▶ _Exercise prompt_: Where does the string "screenshot" appear in the records? Copy every line that contains it.

▶ _Given records_:
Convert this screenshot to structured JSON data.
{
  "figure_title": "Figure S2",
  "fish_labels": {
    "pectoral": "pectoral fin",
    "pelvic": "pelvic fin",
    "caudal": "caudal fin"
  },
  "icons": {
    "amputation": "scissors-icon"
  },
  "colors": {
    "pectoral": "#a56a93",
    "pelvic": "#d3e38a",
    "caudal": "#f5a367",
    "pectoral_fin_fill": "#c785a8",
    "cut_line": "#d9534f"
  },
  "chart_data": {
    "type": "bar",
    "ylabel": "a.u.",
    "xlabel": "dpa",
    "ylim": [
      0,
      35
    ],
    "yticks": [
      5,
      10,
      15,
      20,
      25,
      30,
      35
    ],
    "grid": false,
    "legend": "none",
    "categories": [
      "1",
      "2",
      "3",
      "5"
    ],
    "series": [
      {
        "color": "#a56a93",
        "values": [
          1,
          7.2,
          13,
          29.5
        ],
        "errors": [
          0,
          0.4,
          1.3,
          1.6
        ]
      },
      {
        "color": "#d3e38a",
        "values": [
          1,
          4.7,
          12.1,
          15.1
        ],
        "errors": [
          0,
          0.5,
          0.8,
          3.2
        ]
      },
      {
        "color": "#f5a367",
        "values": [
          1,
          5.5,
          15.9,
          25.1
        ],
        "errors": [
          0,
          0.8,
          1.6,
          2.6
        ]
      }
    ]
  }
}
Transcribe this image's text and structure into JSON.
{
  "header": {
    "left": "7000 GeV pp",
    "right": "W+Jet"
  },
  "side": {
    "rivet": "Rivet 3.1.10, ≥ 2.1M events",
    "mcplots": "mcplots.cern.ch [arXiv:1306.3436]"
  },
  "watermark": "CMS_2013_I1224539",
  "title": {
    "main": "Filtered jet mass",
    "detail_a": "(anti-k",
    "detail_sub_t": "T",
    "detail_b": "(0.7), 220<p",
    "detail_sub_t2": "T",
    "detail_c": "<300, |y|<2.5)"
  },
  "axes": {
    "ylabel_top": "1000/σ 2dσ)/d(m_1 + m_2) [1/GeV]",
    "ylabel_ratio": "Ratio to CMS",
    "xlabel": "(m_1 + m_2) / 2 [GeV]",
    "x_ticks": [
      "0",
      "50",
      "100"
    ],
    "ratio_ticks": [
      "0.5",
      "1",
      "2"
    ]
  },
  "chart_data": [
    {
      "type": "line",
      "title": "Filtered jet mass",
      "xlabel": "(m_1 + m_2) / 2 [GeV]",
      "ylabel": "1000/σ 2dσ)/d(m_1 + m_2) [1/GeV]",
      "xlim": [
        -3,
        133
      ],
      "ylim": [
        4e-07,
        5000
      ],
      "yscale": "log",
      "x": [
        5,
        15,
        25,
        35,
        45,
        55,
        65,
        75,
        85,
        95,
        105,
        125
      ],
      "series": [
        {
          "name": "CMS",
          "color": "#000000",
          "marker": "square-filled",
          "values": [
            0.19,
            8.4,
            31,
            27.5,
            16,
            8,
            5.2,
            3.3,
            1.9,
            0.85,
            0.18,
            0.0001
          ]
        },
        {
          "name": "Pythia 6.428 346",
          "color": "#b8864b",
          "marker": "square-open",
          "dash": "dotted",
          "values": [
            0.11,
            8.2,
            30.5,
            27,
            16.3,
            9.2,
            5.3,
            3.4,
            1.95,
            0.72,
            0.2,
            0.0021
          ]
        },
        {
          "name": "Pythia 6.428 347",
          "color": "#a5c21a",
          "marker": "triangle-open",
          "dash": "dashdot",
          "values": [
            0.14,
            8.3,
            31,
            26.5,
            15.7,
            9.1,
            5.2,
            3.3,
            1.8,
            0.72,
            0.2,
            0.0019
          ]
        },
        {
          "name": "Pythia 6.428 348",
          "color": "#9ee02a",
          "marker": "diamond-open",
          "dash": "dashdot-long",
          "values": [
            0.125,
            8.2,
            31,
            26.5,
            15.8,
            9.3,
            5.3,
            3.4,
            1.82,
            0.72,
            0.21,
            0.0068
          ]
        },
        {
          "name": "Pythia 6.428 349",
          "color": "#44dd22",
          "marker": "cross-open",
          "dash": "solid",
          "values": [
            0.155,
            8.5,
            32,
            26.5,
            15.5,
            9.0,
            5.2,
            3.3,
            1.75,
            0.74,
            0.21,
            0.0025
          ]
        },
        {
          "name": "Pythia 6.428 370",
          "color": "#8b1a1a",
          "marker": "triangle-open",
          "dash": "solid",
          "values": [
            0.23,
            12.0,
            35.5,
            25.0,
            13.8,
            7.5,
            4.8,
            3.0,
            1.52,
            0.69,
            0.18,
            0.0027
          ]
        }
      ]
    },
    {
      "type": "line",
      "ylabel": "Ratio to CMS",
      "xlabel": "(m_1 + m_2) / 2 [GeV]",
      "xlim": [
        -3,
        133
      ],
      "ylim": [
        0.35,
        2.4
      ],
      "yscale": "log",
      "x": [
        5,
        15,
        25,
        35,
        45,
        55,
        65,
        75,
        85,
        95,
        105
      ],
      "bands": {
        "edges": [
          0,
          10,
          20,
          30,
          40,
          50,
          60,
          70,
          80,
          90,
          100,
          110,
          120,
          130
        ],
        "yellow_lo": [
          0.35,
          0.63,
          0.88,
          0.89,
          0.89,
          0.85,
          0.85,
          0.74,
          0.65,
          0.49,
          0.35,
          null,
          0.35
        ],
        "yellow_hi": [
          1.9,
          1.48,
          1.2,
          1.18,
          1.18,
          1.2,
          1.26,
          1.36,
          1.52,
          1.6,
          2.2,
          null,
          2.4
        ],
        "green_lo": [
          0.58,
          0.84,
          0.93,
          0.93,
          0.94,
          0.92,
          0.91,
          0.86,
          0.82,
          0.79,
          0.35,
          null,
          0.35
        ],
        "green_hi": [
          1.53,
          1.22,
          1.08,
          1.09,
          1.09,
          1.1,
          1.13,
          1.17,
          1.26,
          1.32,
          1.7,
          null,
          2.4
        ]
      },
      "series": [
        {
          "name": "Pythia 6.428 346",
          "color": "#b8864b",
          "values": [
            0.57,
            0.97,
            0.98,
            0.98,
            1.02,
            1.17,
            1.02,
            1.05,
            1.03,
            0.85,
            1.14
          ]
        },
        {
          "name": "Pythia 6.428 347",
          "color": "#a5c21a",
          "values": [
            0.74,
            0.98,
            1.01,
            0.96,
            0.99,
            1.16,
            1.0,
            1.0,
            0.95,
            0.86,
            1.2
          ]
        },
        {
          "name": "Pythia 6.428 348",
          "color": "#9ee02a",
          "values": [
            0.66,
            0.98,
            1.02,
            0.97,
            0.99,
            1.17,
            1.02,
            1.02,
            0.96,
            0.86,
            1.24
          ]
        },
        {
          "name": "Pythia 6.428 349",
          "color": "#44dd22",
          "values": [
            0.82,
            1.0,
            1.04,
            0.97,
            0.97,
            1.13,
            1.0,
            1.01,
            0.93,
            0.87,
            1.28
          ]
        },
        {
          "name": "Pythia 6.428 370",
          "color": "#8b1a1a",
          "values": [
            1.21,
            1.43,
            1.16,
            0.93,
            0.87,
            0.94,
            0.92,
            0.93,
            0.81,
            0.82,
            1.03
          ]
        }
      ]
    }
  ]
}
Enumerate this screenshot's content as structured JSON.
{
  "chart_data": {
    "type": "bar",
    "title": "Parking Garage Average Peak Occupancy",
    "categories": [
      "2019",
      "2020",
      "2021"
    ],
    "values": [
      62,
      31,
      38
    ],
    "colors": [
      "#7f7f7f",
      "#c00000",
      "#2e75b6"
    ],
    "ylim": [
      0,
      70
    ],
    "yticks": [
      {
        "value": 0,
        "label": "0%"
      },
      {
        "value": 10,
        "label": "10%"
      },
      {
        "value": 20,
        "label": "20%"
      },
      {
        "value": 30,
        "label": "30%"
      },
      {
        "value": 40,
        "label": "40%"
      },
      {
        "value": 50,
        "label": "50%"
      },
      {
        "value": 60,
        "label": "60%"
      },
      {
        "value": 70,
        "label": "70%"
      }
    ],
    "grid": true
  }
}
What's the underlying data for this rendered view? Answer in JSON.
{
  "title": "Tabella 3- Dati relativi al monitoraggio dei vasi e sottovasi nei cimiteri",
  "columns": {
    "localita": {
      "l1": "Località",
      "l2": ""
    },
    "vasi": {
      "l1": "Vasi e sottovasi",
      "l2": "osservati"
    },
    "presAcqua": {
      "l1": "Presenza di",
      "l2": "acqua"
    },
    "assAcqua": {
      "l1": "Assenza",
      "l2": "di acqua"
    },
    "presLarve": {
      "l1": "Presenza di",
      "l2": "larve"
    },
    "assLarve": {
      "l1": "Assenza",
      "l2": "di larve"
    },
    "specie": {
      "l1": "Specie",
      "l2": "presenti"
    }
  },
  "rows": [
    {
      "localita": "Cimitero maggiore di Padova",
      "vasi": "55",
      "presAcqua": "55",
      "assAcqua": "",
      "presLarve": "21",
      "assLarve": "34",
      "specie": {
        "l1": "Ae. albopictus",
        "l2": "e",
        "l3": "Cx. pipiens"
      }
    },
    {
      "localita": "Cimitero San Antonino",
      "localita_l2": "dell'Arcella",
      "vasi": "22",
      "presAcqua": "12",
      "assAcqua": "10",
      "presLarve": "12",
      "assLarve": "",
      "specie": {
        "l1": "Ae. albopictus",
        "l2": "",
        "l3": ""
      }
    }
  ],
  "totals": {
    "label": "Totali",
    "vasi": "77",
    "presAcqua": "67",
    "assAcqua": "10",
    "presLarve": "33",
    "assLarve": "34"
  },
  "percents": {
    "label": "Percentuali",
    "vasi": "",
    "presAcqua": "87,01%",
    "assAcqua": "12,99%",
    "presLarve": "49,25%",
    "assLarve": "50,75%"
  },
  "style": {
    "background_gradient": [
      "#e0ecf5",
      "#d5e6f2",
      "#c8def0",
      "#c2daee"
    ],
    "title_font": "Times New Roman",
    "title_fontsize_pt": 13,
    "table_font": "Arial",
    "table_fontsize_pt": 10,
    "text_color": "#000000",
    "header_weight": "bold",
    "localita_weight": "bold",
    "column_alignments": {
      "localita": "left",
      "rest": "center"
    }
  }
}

▶ _Written solution_:
Convert this screenshot to structured JSON data.
Enumerate this screenshot's content as structured JSON.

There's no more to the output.